Stated exercise: Everything in the listing should be restated word for word.

Working data:

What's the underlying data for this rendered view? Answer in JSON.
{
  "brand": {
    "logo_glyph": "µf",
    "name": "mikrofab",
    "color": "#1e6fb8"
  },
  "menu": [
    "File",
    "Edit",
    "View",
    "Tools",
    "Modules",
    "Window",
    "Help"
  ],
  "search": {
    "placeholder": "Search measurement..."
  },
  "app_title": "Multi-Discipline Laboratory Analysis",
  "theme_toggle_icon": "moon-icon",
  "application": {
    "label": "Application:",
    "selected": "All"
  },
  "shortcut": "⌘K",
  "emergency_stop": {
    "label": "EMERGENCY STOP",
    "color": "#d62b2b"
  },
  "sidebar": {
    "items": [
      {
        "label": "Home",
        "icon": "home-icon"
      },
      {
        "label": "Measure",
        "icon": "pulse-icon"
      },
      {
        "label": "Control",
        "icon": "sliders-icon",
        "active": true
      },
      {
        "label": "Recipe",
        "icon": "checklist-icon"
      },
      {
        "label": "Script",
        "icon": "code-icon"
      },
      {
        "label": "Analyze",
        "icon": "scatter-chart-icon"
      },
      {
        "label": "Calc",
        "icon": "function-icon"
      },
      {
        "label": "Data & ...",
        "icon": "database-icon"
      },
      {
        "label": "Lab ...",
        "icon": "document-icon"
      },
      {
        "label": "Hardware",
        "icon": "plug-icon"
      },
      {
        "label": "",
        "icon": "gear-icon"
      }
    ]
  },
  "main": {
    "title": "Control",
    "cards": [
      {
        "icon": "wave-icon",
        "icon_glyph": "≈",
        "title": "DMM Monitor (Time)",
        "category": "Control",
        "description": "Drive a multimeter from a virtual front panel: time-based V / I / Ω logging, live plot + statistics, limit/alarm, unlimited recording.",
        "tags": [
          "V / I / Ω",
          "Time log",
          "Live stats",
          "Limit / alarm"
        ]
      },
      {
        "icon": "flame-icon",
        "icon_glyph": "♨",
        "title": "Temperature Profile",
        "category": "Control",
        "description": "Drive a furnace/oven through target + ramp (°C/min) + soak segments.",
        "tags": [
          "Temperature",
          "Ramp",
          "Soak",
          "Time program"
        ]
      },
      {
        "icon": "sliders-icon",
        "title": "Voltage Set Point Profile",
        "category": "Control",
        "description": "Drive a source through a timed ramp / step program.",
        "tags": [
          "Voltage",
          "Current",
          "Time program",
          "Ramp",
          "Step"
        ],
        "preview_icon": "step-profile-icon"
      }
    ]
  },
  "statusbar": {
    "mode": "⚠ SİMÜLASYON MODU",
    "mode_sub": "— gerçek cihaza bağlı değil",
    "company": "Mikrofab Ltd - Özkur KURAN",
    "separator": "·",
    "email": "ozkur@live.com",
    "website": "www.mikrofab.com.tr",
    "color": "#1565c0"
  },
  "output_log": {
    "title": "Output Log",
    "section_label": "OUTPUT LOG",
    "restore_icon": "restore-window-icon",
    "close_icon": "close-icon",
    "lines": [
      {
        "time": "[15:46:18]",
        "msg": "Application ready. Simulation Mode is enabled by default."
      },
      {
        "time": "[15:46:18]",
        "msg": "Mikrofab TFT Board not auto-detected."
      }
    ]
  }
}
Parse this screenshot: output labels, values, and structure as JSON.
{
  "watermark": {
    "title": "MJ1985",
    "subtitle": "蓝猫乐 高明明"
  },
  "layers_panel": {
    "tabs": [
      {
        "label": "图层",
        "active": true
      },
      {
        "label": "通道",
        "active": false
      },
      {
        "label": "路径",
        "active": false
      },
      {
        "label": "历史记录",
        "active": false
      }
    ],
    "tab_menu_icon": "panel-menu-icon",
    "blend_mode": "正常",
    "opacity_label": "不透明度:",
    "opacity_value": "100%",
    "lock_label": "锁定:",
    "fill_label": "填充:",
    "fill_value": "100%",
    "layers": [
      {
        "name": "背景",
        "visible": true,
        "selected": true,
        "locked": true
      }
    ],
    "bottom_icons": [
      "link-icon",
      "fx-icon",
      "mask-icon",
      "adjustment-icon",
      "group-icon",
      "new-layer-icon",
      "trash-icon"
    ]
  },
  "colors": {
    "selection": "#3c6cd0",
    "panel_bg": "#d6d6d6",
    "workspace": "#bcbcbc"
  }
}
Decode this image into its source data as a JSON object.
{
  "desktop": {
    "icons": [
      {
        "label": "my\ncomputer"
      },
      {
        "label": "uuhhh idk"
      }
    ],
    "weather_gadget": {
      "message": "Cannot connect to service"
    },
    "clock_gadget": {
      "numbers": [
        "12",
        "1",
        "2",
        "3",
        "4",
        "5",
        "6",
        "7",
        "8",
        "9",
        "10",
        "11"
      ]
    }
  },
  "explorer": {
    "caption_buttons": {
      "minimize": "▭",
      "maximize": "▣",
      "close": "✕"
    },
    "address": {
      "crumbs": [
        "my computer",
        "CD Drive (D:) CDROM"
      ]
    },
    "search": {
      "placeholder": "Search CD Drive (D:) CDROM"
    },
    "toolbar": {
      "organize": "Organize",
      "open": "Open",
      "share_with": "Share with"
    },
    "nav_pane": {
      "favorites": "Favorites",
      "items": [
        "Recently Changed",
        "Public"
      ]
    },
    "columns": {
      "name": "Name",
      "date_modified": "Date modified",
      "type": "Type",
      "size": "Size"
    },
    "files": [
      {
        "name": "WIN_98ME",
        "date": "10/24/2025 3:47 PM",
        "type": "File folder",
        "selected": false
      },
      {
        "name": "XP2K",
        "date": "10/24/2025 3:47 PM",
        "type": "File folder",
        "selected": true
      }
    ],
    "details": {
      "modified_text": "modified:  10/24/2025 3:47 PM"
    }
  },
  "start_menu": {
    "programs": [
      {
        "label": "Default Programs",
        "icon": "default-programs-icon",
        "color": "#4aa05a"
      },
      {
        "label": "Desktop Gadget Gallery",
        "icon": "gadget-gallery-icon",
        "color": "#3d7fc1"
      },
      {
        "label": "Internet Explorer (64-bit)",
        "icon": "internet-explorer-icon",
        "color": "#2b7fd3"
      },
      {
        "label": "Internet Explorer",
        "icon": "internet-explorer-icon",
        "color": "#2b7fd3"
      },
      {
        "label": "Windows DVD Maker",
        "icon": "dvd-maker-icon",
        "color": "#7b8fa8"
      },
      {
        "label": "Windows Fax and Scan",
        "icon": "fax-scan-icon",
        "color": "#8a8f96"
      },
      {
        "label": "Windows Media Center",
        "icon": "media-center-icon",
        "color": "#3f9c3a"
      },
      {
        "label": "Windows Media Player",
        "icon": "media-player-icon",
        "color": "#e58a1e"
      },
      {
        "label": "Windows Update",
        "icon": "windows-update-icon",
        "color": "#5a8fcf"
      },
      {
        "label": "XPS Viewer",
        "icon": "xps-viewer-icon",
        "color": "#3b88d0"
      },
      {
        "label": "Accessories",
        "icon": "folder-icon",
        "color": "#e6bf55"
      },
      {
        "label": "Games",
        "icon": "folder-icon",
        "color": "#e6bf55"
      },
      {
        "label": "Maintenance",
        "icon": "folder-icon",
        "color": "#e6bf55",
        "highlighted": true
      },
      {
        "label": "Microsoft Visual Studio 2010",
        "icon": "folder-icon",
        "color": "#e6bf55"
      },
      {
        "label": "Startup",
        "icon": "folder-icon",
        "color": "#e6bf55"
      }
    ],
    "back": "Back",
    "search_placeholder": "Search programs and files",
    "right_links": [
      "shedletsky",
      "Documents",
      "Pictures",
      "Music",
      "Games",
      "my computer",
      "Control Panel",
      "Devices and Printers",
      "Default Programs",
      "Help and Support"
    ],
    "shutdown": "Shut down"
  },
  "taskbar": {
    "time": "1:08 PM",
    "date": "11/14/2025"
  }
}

Complete answer:
What's the underlying data for this rendered view? Answer in JSON.
{
  "brand": {
    "logo_glyph": "µf",
    "name": "mikrofab",
    "color": "#1e6fb8"
  },
  "menu": [
    "File",
    "Edit",
    "View",
    "Tools",
    "Modules",
    "Window",
    "Help"
  ],
  "search": {
    "placeholder": "Search measurement..."
  },
  "app_title": "Multi-Discipline Laboratory Analysis",
  "theme_toggle_icon": "moon-icon",
  "application": {
    "label": "Application:",
    "selected": "All"
  },
  "shortcut": "⌘K",
  "emergency_stop": {
    "label": "EMERGENCY STOP",
    "color": "#d62b2b"
  },
  "sidebar": {
    "items": [
      {
        "label": "Home",
        "icon": "home-icon"
      },
      {
        "label": "Measure",
        "icon": "pulse-icon"
      },
      {
        "label": "Control",
        "icon": "sliders-icon",
        "active": true
      },
      {
        "label": "Recipe",
        "icon": "checklist-icon"
      },
      {
        "label": "Script",
        "icon": "code-icon"
      },
      {
        "label": "Analyze",
        "icon": "scatter-chart-icon"
      },
      {
        "label": "Calc",
        "icon": "function-icon"
      },
      {
        "label": "Data & ...",
        "icon": "database-icon"
      },
      {
        "label": "Lab ...",
        "icon": "document-icon"
      },
      {
        "label": "Hardware",
        "icon": "plug-icon"
      },
      {
        "label": "",
        "icon": "gear-icon"
      }
    ]
  },
  "main": {
    "title": "Control",
    "cards": [
      {
        "icon": "wave-icon",
        "icon_glyph": "≈",
        "title": "DMM Monitor (Time)",
        "category": "Control",
        "description": "Drive a multimeter from a virtual front panel: time-based V / I / Ω logging, live plot + statistics, limit/alarm, unlimited recording.",
        "tags": [
          "V / I / Ω",
          "Time log",
          "Live stats",
          "Limit / alarm"
        ]
      },
      {
        "icon": "flame-icon",
        "icon_glyph": "♨",
        "title": "Temperature Profile",
        "category": "Control",
        "description": "Drive a furnace/oven through target + ramp (°C/min) + soak segments.",
        "tags": [
          "Temperature",
          "Ramp",
          "Soak",
          "Time program"
        ]
      },
      {
        "icon": "sliders-icon",
        "title": "Voltage Set Point Profile",
        "category": "Control",
        "description": "Drive a source through a timed ramp / step program.",
        "tags": [
          "Voltage",
          "Current",
          "Time program",
          "Ramp",
          "Step"
        ],
        "preview_icon": "step-profile-icon"
      }
    ]
  },
  "statusbar": {
    "mode": "⚠ SİMÜLASYON MODU",
    "mode_sub": "— gerçek cihaza bağlı değil",
    "company": "Mikrofab Ltd - Özkur KURAN",
    "separator": "·",
    "email": "ozkur@live.com",
    "website": "www.mikrofab.com.tr",
    "color": "#1565c0"
  },
  "output_log": {
    "title": "Output Log",
    "section_label": "OUTPUT LOG",
    "restore_icon": "restore-window-icon",
    "close_icon": "close-icon",
    "lines": [
      {
        "time": "[15:46:18]",
        "msg": "Application ready. Simulation Mode is enabled by default."
      },
      {
        "time": "[15:46:18]",
        "msg": "Mikrofab TFT Board not auto-detected."
      }
    ]
  }
}
Parse this screenshot: output labels, values, and structure as JSON.
{
  "watermark": {
    "title": "MJ1985",
    "subtitle": "蓝猫乐 高明明"
  },
  "layers_panel": {
    "tabs": [
      {
        "label": "图层",
        "active": true
      },
      {
        "label": "通道",
        "active": false
      },
      {
        "label": "路径",
        "active": false
      },
      {
        "label": "历史记录",
        "active": false
      }
    ],
    "tab_menu_icon": "panel-menu-icon",
    "blend_mode": "正常",
    "opacity_label": "不透明度:",
    "opacity_value": "100%",
    "lock_label": "锁定:",
    "fill_label": "填充:",
    "fill_value": "100%",
    "layers": [
      {
        "name": "背景",
        "visible": true,
        "selected": true,
        "locked": true
      }
    ],
    "bottom_icons": [
      "link-icon",
      "fx-icon",
      "mask-icon",
      "adjustment-icon",
      "group-icon",
      "new-layer-icon",
      "trash-icon"
    ]
  },
  "colors": {
    "selection": "#3c6cd0",
    "panel_bg": "#d6d6d6",
    "workspace": "#bcbcbc"
  }
}
Decode this image into its source data as a JSON object.
{
  "desktop": {
    "icons": [
      {
        "label": "my\ncomputer"
      },
      {
        "label": "uuhhh idk"
      }
    ],
    "weather_gadget": {
      "message": "Cannot connect to service"
    },
    "clock_gadget": {
      "numbers": [
        "12",
        "1",
        "2",
        "3",
        "4",
        "5",
        "6",
        "7",
        "8",
        "9",
        "10",
        "11"
      ]
    }
  },
  "explorer": {
    "caption_buttons": {
      "minimize": "▭",
      "maximize": "▣",
      "close": "✕"
    },
    "address": {
      "crumbs": [
        "my computer",
        "CD Drive (D:) CDROM"
      ]
    },
    "search": {
      "placeholder": "Search CD Drive (D:) CDROM"
    },
    "toolbar": {
      "organize": "Organize",
      "open": "Open",
      "share_with": "Share with"
    },
    "nav_pane": {
      "favorites": "Favorites",
      "items": [
        "Recently Changed",
        "Public"
      ]
    },
    "columns": {
      "name": "Name",
      "date_modified": "Date modified",
      "type": "Type",
      "size": "Size"
    },
    "files": [
      {
        "name": "WIN_98ME",
        "date": "10/24/2025 3:47 PM",
        "type": "File folder",
        "selected": false
      },
      {
        "name": "XP2K",
        "date": "10/24/2025 3:47 PM",
        "type": "File folder",
        "selected": true
      }
    ],
    "details": {
      "modified_text": "modified:  10/24/2025 3:47 PM"
    }
  },
  "start_menu": {
    "programs": [
      {
        "label": "Default Programs",
        "icon": "default-programs-icon",
        "color": "#4aa05a"
      },
      {
        "label": "Desktop Gadget Gallery",
        "icon": "gadget-gallery-icon",
        "color": "#3d7fc1"
      },
      {
        "label": "Internet Explorer (64-bit)",
        "icon": "internet-explorer-icon",
        "color": "#2b7fd3"
      },
      {
        "label": "Internet Explorer",
        "icon": "internet-explorer-icon",
        "color": "#2b7fd3"
      },
      {
        "label": "Windows DVD Maker",
        "icon": "dvd-maker-icon",
        "color": "#7b8fa8"
      },
      {
        "label": "Windows Fax and Scan",
        "icon": "fax-scan-icon",
        "color": "#8a8f96"
      },
      {
        "label": "Windows Media Center",
        "icon": "media-center-icon",
        "color": "#3f9c3a"
      },
      {
        "label": "Windows Media Player",
        "icon": "media-player-icon",
        "color": "#e58a1e"
      },
      {
        "label": "Windows Update",
        "icon": "windows-update-icon",
        "color": "#5a8fcf"
      },
      {
        "label": "XPS Viewer",
        "icon": "xps-viewer-icon",
        "color": "#3b88d0"
      },
      {
        "label": "Accessories",
        "icon": "folder-icon",
        "color": "#e6bf55"
      },
      {
        "label": "Games",
        "icon": "folder-icon",
        "color": "#e6bf55"
      },
      {
        "label": "Maintenance",
        "icon": "folder-icon",
        "color": "#e6bf55",
        "highlighted": true
      },
      {
        "label": "Microsoft Visual Studio 2010",
        "icon": "folder-icon",
        "color": "#e6bf55"
      },
      {
        "label": "Startup",
        "icon": "folder-icon",
        "color": "#e6bf55"
      }
    ],
    "back": "Back",
    "search_placeholder": "Search programs and files",
    "right_links": [
      "shedletsky",
      "Documents",
      "Pictures",
      "Music",
      "Games",
      "my computer",
      "Control Panel",
      "Devices and Printers",
      "Default Programs",
      "Help and Support"
    ],
    "shutdown": "Shut down"
  },
  "taskbar": {
    "time": "1:08 PM",
    "date": "11/14/2025"
  }
}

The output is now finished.